[Start of Source material]

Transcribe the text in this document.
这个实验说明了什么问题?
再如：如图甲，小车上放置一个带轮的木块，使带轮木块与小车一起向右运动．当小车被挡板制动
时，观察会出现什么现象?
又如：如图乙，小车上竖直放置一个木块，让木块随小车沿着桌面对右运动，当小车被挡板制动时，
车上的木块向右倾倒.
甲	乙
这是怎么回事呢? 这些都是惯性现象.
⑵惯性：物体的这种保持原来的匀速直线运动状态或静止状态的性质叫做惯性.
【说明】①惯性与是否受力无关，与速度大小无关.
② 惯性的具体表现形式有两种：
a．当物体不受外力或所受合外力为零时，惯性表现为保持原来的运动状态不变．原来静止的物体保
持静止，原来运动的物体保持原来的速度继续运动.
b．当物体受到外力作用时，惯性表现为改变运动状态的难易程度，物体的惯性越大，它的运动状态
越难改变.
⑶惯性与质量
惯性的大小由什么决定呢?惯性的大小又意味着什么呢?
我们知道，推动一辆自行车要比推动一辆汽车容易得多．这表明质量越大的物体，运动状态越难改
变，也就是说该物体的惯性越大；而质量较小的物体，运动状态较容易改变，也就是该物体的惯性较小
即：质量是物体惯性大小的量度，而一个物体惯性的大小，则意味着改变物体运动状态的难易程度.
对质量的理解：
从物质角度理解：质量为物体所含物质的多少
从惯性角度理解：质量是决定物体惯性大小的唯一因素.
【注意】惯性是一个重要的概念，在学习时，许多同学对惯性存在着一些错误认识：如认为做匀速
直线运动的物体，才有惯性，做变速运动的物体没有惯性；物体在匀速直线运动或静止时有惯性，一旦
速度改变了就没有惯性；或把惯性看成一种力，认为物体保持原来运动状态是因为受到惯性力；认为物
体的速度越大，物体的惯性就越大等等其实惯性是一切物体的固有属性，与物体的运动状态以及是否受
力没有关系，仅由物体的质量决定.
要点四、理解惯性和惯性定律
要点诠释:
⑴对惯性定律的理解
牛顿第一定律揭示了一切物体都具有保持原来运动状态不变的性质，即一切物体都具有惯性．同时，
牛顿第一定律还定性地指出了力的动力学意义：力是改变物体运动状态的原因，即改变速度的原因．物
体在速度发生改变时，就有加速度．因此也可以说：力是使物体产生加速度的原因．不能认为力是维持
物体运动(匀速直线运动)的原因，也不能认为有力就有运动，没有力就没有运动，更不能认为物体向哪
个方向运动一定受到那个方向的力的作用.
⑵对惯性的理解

[End of Source material]

- _Problem statement_
Your task is to transcribe the listing above in full, exactly as given.

- _Response to the task_
Transcribe the text in this document.
这个实验说明了什么问题?
再如：如图甲，小车上放置一个带轮的木块，使带轮木块与小车一起向右运动．当小车被挡板制动
时，观察会出现什么现象?
又如：如图乙，小车上竖直放置一个木块，让木块随小车沿着桌面对右运动，当小车被挡板制动时，
车上的木块向右倾倒.
甲	乙
这是怎么回事呢? 这些都是惯性现象.
⑵惯性：物体的这种保持原来的匀速直线运动状态或静止状态的性质叫做惯性.
【说明】①惯性与是否受力无关，与速度大小无关.
② 惯性的具体表现形式有两种：
a．当物体不受外力或所受合外力为零时，惯性表现为保持原来的运动状态不变．原来静止的物体保
持静止，原来运动的物体保持原来的速度继续运动.
b．当物体受到外力作用时，惯性表现为改变运动状态的难易程度，物体的惯性越大，它的运动状态
越难改变.
⑶惯性与质量
惯性的大小由什么决定呢?惯性的大小又意味着什么呢?
我们知道，推动一辆自行车要比推动一辆汽车容易得多．这表明质量越大的物体，运动状态越难改
变，也就是说该物体的惯性越大；而质量较小的物体，运动状态较容易改变，也就是该物体的惯性较小
即：质量是物体惯性大小的量度，而一个物体惯性的大小，则意味着改变物体运动状态的难易程度.
对质量的理解：
从物质角度理解：质量为物体所含物质的多少
从惯性角度理解：质量是决定物体惯性大小的唯一因素.
【注意】惯性是一个重要的概念，在学习时，许多同学对惯性存在着一些错误认识：如认为做匀速
直线运动的物体，才有惯性，做变速运动的物体没有惯性；物体在匀速直线运动或静止时有惯性，一旦
速度改变了就没有惯性；或把惯性看成一种力，认为物体保持原来运动状态是因为受到惯性力；认为物
体的速度越大，物体的惯性就越大等等其实惯性是一切物体的固有属性，与物体的运动状态以及是否受
力没有关系，仅由物体的质量决定.
要点四、理解惯性和惯性定律
要点诠释:
⑴对惯性定律的理解
牛顿第一定律揭示了一切物体都具有保持原来运动状态不变的性质，即一切物体都具有惯性．同时，
牛顿第一定律还定性地指出了力的动力学意义：力是改变物体运动状态的原因，即改变速度的原因．物
体在速度发生改变时，就有加速度．因此也可以说：力是使物体产生加速度的原因．不能认为力是维持
物体运动(匀速直线运动)的原因，也不能认为有力就有运动，没有力就没有运动，更不能认为物体向哪
个方向运动一定受到那个方向的力的作用.
⑵对惯性的理解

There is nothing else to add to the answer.